[Extracted data entries]
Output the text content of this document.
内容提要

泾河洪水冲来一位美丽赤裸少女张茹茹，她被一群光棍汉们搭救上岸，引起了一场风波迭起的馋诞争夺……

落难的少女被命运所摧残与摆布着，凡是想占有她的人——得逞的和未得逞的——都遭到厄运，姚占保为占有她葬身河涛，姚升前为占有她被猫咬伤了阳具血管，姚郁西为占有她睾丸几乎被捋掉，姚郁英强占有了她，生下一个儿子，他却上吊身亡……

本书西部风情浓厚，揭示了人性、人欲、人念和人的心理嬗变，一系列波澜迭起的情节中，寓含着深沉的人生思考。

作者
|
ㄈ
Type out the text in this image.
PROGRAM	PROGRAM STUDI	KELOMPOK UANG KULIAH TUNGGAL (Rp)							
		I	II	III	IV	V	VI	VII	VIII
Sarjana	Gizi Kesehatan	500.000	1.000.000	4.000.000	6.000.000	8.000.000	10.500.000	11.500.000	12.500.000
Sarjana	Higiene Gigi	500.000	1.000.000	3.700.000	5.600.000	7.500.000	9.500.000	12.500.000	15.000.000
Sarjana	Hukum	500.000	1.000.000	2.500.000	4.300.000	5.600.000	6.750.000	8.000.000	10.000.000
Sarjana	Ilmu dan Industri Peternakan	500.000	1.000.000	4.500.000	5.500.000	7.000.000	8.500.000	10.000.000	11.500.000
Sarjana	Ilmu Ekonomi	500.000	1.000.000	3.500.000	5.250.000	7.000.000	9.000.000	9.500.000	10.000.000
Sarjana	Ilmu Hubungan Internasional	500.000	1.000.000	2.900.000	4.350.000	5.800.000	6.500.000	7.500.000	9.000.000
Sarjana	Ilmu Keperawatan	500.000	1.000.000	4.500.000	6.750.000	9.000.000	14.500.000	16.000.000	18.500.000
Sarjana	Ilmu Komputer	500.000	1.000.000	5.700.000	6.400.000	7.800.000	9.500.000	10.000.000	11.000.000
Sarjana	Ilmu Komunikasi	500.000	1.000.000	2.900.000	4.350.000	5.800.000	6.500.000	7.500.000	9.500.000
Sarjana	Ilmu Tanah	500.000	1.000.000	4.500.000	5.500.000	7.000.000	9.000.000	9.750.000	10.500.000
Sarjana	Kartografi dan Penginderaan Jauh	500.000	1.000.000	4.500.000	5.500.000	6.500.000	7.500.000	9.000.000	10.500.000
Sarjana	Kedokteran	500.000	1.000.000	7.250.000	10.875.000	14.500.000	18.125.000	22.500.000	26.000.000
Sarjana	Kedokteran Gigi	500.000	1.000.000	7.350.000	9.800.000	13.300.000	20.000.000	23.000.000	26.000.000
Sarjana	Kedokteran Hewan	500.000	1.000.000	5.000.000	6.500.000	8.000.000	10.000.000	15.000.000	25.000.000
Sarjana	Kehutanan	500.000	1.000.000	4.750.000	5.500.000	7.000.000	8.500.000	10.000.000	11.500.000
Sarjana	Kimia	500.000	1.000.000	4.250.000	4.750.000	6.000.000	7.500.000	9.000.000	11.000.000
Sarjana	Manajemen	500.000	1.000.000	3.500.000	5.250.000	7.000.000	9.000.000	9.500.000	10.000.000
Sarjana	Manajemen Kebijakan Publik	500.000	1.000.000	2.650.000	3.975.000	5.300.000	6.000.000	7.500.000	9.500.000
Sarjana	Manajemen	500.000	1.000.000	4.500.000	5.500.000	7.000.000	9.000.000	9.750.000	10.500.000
--
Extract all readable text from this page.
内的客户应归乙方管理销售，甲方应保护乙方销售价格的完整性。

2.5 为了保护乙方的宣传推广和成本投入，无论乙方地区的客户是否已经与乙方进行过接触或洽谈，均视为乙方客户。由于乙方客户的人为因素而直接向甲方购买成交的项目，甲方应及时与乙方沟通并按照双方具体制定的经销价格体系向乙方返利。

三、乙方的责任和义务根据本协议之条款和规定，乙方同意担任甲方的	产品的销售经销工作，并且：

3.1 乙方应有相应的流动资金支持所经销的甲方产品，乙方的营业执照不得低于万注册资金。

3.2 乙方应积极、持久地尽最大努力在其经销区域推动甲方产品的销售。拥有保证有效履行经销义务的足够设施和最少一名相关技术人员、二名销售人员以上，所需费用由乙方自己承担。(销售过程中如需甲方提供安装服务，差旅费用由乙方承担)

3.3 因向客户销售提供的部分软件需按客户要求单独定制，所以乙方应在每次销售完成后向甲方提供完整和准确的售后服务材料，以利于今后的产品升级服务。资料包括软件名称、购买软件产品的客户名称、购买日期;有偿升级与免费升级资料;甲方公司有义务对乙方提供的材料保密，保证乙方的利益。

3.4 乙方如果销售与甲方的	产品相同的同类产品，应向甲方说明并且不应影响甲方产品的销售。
* * *
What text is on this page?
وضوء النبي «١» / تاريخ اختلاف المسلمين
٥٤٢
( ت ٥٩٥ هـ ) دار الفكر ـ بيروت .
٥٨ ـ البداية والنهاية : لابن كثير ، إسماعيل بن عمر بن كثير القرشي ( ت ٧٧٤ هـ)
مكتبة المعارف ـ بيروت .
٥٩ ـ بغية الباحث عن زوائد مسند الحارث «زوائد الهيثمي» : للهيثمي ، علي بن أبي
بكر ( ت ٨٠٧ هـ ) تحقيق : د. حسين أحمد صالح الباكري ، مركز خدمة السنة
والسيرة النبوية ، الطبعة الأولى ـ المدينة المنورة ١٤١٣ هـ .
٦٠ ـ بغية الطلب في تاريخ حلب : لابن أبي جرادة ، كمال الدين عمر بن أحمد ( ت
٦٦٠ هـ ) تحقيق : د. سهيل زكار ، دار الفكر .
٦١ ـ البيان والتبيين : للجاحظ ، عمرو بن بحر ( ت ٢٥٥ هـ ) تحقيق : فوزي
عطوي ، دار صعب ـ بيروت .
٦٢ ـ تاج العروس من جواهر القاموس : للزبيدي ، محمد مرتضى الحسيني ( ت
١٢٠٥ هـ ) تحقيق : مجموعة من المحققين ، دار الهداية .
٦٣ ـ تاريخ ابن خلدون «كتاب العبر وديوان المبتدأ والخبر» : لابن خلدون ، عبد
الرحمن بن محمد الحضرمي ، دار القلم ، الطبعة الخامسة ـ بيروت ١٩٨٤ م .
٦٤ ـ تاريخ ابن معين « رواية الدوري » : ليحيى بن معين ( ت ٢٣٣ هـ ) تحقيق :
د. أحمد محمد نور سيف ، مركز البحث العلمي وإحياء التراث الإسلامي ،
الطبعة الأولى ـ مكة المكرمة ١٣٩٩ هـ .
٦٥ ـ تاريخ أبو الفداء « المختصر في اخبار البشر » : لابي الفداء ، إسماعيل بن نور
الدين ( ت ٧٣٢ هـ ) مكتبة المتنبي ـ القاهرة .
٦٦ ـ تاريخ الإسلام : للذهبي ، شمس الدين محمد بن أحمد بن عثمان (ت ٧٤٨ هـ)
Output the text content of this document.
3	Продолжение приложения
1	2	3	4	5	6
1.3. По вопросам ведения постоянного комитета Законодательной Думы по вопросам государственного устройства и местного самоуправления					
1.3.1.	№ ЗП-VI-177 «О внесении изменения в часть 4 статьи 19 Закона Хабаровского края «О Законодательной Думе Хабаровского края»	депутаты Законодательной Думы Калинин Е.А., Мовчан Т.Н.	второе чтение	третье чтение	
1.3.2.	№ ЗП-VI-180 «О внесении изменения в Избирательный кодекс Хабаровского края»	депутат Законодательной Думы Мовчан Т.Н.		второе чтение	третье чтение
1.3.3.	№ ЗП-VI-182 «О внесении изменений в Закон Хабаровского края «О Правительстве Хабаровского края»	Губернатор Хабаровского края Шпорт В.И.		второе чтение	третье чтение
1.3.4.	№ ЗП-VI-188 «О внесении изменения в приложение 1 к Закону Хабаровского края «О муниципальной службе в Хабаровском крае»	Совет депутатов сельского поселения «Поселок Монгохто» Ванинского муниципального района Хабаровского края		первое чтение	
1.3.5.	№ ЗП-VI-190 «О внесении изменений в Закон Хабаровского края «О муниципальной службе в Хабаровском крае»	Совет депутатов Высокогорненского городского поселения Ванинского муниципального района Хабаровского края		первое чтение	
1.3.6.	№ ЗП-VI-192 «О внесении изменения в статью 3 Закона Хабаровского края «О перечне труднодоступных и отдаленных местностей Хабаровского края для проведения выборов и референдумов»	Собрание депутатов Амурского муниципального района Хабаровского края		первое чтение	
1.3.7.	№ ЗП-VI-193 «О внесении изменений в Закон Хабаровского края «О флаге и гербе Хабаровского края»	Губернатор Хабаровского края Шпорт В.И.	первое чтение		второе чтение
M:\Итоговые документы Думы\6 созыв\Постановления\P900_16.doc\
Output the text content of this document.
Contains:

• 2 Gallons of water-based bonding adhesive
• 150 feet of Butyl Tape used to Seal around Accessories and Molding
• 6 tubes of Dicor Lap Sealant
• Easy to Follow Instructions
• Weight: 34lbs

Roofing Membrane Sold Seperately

▶ _To do_
Exactly how many lines of the material contain the word "Законодательной"? Write the number alone.

▶ _Final answer_
3